[Start Excerpted data]

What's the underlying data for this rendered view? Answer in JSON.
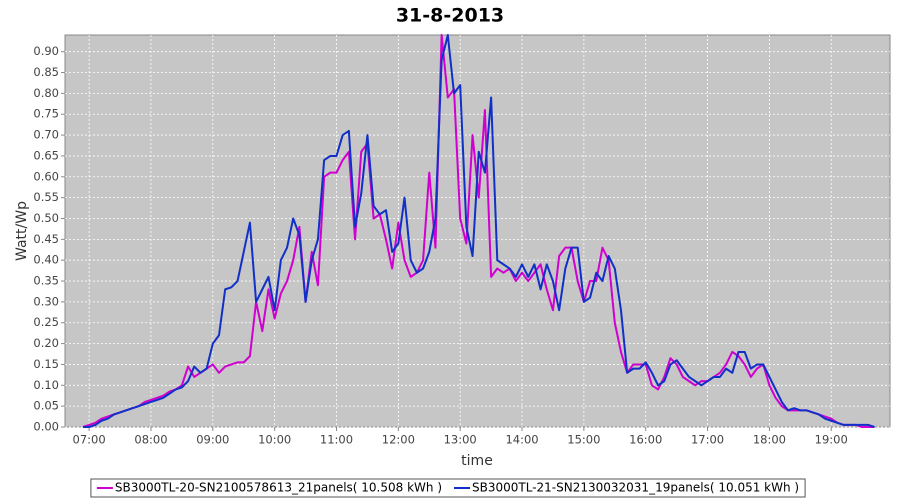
{
  "chart_data": {
    "type": "line",
    "title": "31-8-2013",
    "x_label": "time",
    "y_label": "Watt/Wp",
    "xlim": [
      6.61,
      19.95
    ],
    "ylim": [
      0,
      0.94
    ],
    "grid": true,
    "legend": "bottom",
    "xticks": [
      {
        "value": 7,
        "label": "07:00"
      },
      {
        "value": 8,
        "label": "08:00"
      },
      {
        "value": 9,
        "label": "09:00"
      },
      {
        "value": 10,
        "label": "10:00"
      },
      {
        "value": 11,
        "label": "11:00"
      },
      {
        "value": 12,
        "label": "12:00"
      },
      {
        "value": 13,
        "label": "13:00"
      },
      {
        "value": 14,
        "label": "14:00"
      },
      {
        "value": 15,
        "label": "15:00"
      },
      {
        "value": 16,
        "label": "16:00"
      },
      {
        "value": 17,
        "label": "17:00"
      },
      {
        "value": 18,
        "label": "18:00"
      },
      {
        "value": 19,
        "label": "19:00"
      }
    ],
    "yticks": [
      {
        "value": 0,
        "label": "0.00"
      },
      {
        "value": 0.05,
        "label": "0.05"
      },
      {
        "value": 0.1,
        "label": "0.10"
      },
      {
        "value": 0.15,
        "label": "0.15"
      },
      {
        "value": 0.2,
        "label": "0.20"
      },
      {
        "value": 0.25,
        "label": "0.25"
      },
      {
        "value": 0.3,
        "label": "0.30"
      },
      {
        "value": 0.35,
        "label": "0.35"
      },
      {
        "value": 0.4,
        "label": "0.40"
      },
      {
        "value": 0.45,
        "label": "0.45"
      },
      {
        "value": 0.5,
        "label": "0.50"
      },
      {
        "value": 0.55,
        "label": "0.55"
      },
      {
        "value": 0.6,
        "label": "0.60"
      },
      {
        "value": 0.65,
        "label": "0.65"
      },
      {
        "value": 0.7,
        "label": "0.70"
      },
      {
        "value": 0.75,
        "label": "0.75"
      },
      {
        "value": 0.8,
        "label": "0.80"
      },
      {
        "value": 0.85,
        "label": "0.85"
      },
      {
        "value": 0.9,
        "label": "0.90"
      }
    ],
    "x": [
      6.9,
      7,
      7.1,
      7.2,
      7.3,
      7.4,
      7.5,
      7.6,
      7.7,
      7.8,
      7.9,
      8,
      8.1,
      8.2,
      8.3,
      8.4,
      8.5,
      8.6,
      8.7,
      8.8,
      8.9,
      9,
      9.1,
      9.2,
      9.3,
      9.4,
      9.5,
      9.6,
      9.7,
      9.8,
      9.9,
      10,
      10.1,
      10.2,
      10.3,
      10.4,
      10.5,
      10.6,
      10.7,
      10.8,
      10.9,
      11,
      11.1,
      11.2,
      11.3,
      11.4,
      11.5,
      11.6,
      11.7,
      11.8,
      11.9,
      12,
      12.1,
      12.2,
      12.3,
      12.4,
      12.5,
      12.6,
      12.7,
      12.8,
      12.9,
      13,
      13.1,
      13.2,
      13.3,
      13.4,
      13.5,
      13.6,
      13.7,
      13.8,
      13.9,
      14,
      14.1,
      14.2,
      14.3,
      14.4,
      14.5,
      14.6,
      14.7,
      14.8,
      14.9,
      15,
      15.1,
      15.2,
      15.3,
      15.4,
      15.5,
      15.6,
      15.7,
      15.8,
      15.9,
      16,
      16.1,
      16.2,
      16.3,
      16.4,
      16.5,
      16.6,
      16.7,
      16.8,
      16.9,
      17,
      17.1,
      17.2,
      17.3,
      17.4,
      17.5,
      17.6,
      17.7,
      17.8,
      17.9,
      18,
      18.1,
      18.2,
      18.3,
      18.4,
      18.5,
      18.6,
      18.7,
      18.8,
      18.9,
      19,
      19.1,
      19.2,
      19.3,
      19.4,
      19.5,
      19.6,
      19.7
    ],
    "series": [
      {
        "name": "SB3000TL-20-SN2100578613_21panels( 10.508 kWh )",
        "color": "#d000d0",
        "values": [
          0,
          0.005,
          0.01,
          0.02,
          0.025,
          0.03,
          0.035,
          0.04,
          0.045,
          0.05,
          0.06,
          0.065,
          0.07,
          0.075,
          0.085,
          0.09,
          0.1,
          0.145,
          0.12,
          0.13,
          0.14,
          0.15,
          0.13,
          0.145,
          0.15,
          0.155,
          0.155,
          0.17,
          0.3,
          0.23,
          0.33,
          0.26,
          0.32,
          0.35,
          0.4,
          0.48,
          0.3,
          0.42,
          0.34,
          0.6,
          0.61,
          0.61,
          0.64,
          0.66,
          0.45,
          0.66,
          0.68,
          0.5,
          0.51,
          0.45,
          0.38,
          0.49,
          0.4,
          0.36,
          0.37,
          0.4,
          0.61,
          0.43,
          0.94,
          0.79,
          0.81,
          0.5,
          0.44,
          0.7,
          0.55,
          0.76,
          0.36,
          0.38,
          0.37,
          0.38,
          0.35,
          0.37,
          0.35,
          0.37,
          0.39,
          0.33,
          0.28,
          0.41,
          0.43,
          0.43,
          0.35,
          0.3,
          0.35,
          0.35,
          0.43,
          0.4,
          0.25,
          0.18,
          0.13,
          0.15,
          0.15,
          0.15,
          0.1,
          0.09,
          0.12,
          0.165,
          0.15,
          0.12,
          0.11,
          0.1,
          0.11,
          0.11,
          0.12,
          0.13,
          0.15,
          0.18,
          0.17,
          0.15,
          0.12,
          0.14,
          0.15,
          0.1,
          0.07,
          0.05,
          0.04,
          0.04,
          0.04,
          0.04,
          0.035,
          0.03,
          0.025,
          0.02,
          0.01,
          0.005,
          0.005,
          0.005,
          0,
          0,
          0
        ]
      },
      {
        "name": "SB3000TL-21-SN2130032031_19panels( 10.051 kWh )",
        "color": "#1030c8",
        "values": [
          0,
          0,
          0.005,
          0.015,
          0.02,
          0.03,
          0.035,
          0.04,
          0.045,
          0.05,
          0.055,
          0.06,
          0.065,
          0.07,
          0.08,
          0.09,
          0.095,
          0.11,
          0.145,
          0.13,
          0.14,
          0.2,
          0.22,
          0.33,
          0.335,
          0.35,
          0.42,
          0.49,
          0.3,
          0.33,
          0.36,
          0.28,
          0.4,
          0.43,
          0.5,
          0.46,
          0.3,
          0.4,
          0.45,
          0.64,
          0.65,
          0.65,
          0.7,
          0.71,
          0.48,
          0.56,
          0.7,
          0.53,
          0.51,
          0.52,
          0.42,
          0.44,
          0.55,
          0.4,
          0.37,
          0.38,
          0.42,
          0.5,
          0.88,
          0.94,
          0.8,
          0.82,
          0.48,
          0.41,
          0.66,
          0.61,
          0.79,
          0.4,
          0.39,
          0.38,
          0.36,
          0.39,
          0.36,
          0.39,
          0.33,
          0.39,
          0.35,
          0.28,
          0.38,
          0.43,
          0.43,
          0.3,
          0.31,
          0.37,
          0.35,
          0.41,
          0.38,
          0.28,
          0.13,
          0.14,
          0.14,
          0.155,
          0.13,
          0.1,
          0.11,
          0.15,
          0.16,
          0.14,
          0.12,
          0.11,
          0.1,
          0.11,
          0.12,
          0.12,
          0.14,
          0.13,
          0.18,
          0.18,
          0.14,
          0.15,
          0.15,
          0.12,
          0.09,
          0.06,
          0.04,
          0.045,
          0.04,
          0.04,
          0.035,
          0.03,
          0.02,
          0.015,
          0.01,
          0.005,
          0.005,
          0.005,
          0.005,
          0.005,
          0
        ]
      }
    ]
  }
}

[End Excerpted data]

**Request**
Leave the pictures out and reproduce each record exactly as written.

**Task output**
What's the underlying data for this rendered view? Answer in JSON.
{
  "chart_data": {
    "type": "line",
    "title": "31-8-2013",
    "x_label": "time",
    "y_label": "Watt/Wp",
    "xlim": [
      6.61,
      19.95
    ],
    "ylim": [
      0,
      0.94
    ],
    "grid": true,
    "legend": "bottom",
    "xticks": [
      {
        "value": 7,
        "label": "07:00"
      },
      {
        "value": 8,
        "label": "08:00"
      },
      {
        "value": 9,
        "label": "09:00"
      },
      {
        "value": 10,
        "label": "10:00"
      },
      {
        "value": 11,
        "label": "11:00"
      },
      {
        "value": 12,
        "label": "12:00"
      },
      {
        "value": 13,
        "label": "13:00"
      },
      {
        "value": 14,
        "label": "14:00"
      },
      {
        "value": 15,
        "label": "15:00"
      },
      {
        "value": 16,
        "label": "16:00"
      },
      {
        "value": 17,
        "label": "17:00"
      },
      {
        "value": 18,
        "label": "18:00"
      },
      {
        "value": 19,
        "label": "19:00"
      }
    ],
    "yticks": [
      {
        "value": 0,
        "label": "0.00"
      },
      {
        "value": 0.05,
        "label": "0.05"
      },
      {
        "value": 0.1,
        "label": "0.10"
      },
      {
        "value": 0.15,
        "label": "0.15"
      },
      {
        "value": 0.2,
        "label": "0.20"
      },
      {
        "value": 0.25,
        "label": "0.25"
      },
      {
        "value": 0.3,
        "label": "0.30"
      },
      {
        "value": 0.35,
        "label": "0.35"
      },
      {
        "value": 0.4,
        "label": "0.40"
      },
      {
        "value": 0.45,
        "label": "0.45"
      },
      {
        "value": 0.5,
        "label": "0.50"
      },
      {
        "value": 0.55,
        "label": "0.55"
      },
      {
        "value": 0.6,
        "label": "0.60"
      },
      {
        "value": 0.65,
        "label": "0.65"
      },
      {
        "value": 0.7,
        "label": "0.70"
      },
      {
        "value": 0.75,
        "label": "0.75"
      },
      {
        "value": 0.8,
        "label": "0.80"
      },
      {
        "value": 0.85,
        "label": "0.85"
      },
      {
        "value": 0.9,
        "label": "0.90"
      }
    ],
    "x": [
      6.9,
      7,
      7.1,
      7.2,
      7.3,
      7.4,
      7.5,
      7.6,
      7.7,
      7.8,
      7.9,
      8,
      8.1,
      8.2,
      8.3,
      8.4,
      8.5,
      8.6,
      8.7,
      8.8,
      8.9,
      9,
      9.1,
      9.2,
      9.3,
      9.4,
      9.5,
      9.6,
      9.7,
      9.8,
      9.9,
      10,
      10.1,
      10.2,
      10.3,
      10.4,
      10.5,
      10.6,
      10.7,
      10.8,
      10.9,
      11,
      11.1,
      11.2,
      11.3,
      11.4,
      11.5,
      11.6,
      11.7,
      11.8,
      11.9,
      12,
      12.1,
      12.2,
      12.3,
      12.4,
      12.5,
      12.6,
      12.7,
      12.8,
      12.9,
      13,
      13.1,
      13.2,
      13.3,
      13.4,
      13.5,
      13.6,
      13.7,
      13.8,
      13.9,
      14,
      14.1,
      14.2,
      14.3,
      14.4,
      14.5,
      14.6,
      14.7,
      14.8,
      14.9,
      15,
      15.1,
      15.2,
      15.3,
      15.4,
      15.5,
      15.6,
      15.7,
      15.8,
      15.9,
      16,
      16.1,
      16.2,
      16.3,
      16.4,
      16.5,
      16.6,
      16.7,
      16.8,
      16.9,
      17,
      17.1,
      17.2,
      17.3,
      17.4,
      17.5,
      17.6,
      17.7,
      17.8,
      17.9,
      18,
      18.1,
      18.2,
      18.3,
      18.4,
      18.5,
      18.6,
      18.7,
      18.8,
      18.9,
      19,
      19.1,
      19.2,
      19.3,
      19.4,
      19.5,
      19.6,
      19.7
    ],
    "series": [
      {
        "name": "SB3000TL-20-SN2100578613_21panels( 10.508 kWh )",
        "color": "#d000d0",
        "values": [
          0,
          0.005,
          0.01,
          0.02,
          0.025,
          0.03,
          0.035,
          0.04,
          0.045,
          0.05,
          0.06,
          0.065,
          0.07,
          0.075,
          0.085,
          0.09,
          0.1,
          0.145,
          0.12,
          0.13,
          0.14,
          0.15,
          0.13,
          0.145,
          0.15,
          0.155,
          0.155,
          0.17,
          0.3,
          0.23,
          0.33,
          0.26,
          0.32,
          0.35,
          0.4,
          0.48,
          0.3,
          0.42,
          0.34,
          0.6,
          0.61,
          0.61,
          0.64,
          0.66,
          0.45,
          0.66,
          0.68,
          0.5,
          0.51,
          0.45,
          0.38,
          0.49,
          0.4,
          0.36,
          0.37,
          0.4,
          0.61,
          0.43,
          0.94,
          0.79,
          0.81,
          0.5,
          0.44,
          0.7,
          0.55,
          0.76,
          0.36,
          0.38,
          0.37,
          0.38,
          0.35,
          0.37,
          0.35,
          0.37,
          0.39,
          0.33,
          0.28,
          0.41,
          0.43,
          0.43,
          0.35,
          0.3,
          0.35,
          0.35,
          0.43,
          0.4,
          0.25,
          0.18,
          0.13,
          0.15,
          0.15,
          0.15,
          0.1,
          0.09,
          0.12,
          0.165,
          0.15,
          0.12,
          0.11,
          0.1,
          0.11,
          0.11,
          0.12,
          0.13,
          0.15,
          0.18,
          0.17,
          0.15,
          0.12,
          0.14,
          0.15,
          0.1,
          0.07,
          0.05,
          0.04,
          0.04,
          0.04,
          0.04,
          0.035,
          0.03,
          0.025,
          0.02,
          0.01,
          0.005,
          0.005,
          0.005,
          0,
          0,
          0
        ]
      },
      {
        "name": "SB3000TL-21-SN2130032031_19panels( 10.051 kWh )",
        "color": "#1030c8",
        "values": [
          0,
          0,
          0.005,
          0.015,
          0.02,
          0.03,
          0.035,
          0.04,
          0.045,
          0.05,
          0.055,
          0.06,
          0.065,
          0.07,
          0.08,
          0.09,
          0.095,
          0.11,
          0.145,
          0.13,
          0.14,
          0.2,
          0.22,
          0.33,
          0.335,
          0.35,
          0.42,
          0.49,
          0.3,
          0.33,
          0.36,
          0.28,
          0.4,
          0.43,
          0.5,
          0.46,
          0.3,
          0.4,
          0.45,
          0.64,
          0.65,
          0.65,
          0.7,
          0.71,
          0.48,
          0.56,
          0.7,
          0.53,
          0.51,
          0.52,
          0.42,
          0.44,
          0.55,
          0.4,
          0.37,
          0.38,
          0.42,
          0.5,
          0.88,
          0.94,
          0.8,
          0.82,
          0.48,
          0.41,
          0.66,
          0.61,
          0.79,
          0.4,
          0.39,
          0.38,
          0.36,
          0.39,
          0.36,
          0.39,
          0.33,
          0.39,
          0.35,
          0.28,
          0.38,
          0.43,
          0.43,
          0.3,
          0.31,
          0.37,
          0.35,
          0.41,
          0.38,
          0.28,
          0.13,
          0.14,
          0.14,
          0.155,
          0.13,
          0.1,
          0.11,
          0.15,
          0.16,
          0.14,
          0.12,
          0.11,
          0.1,
          0.11,
          0.12,
          0.12,
          0.14,
          0.13,
          0.18,
          0.18,
          0.14,
          0.15,
          0.15,
          0.12,
          0.09,
          0.06,
          0.04,
          0.045,
          0.04,
          0.04,
          0.035,
          0.03,
          0.02,
          0.015,
          0.01,
          0.005,
          0.005,
          0.005,
          0.005,
          0.005,
          0
        ]
      }
    ]
  }
}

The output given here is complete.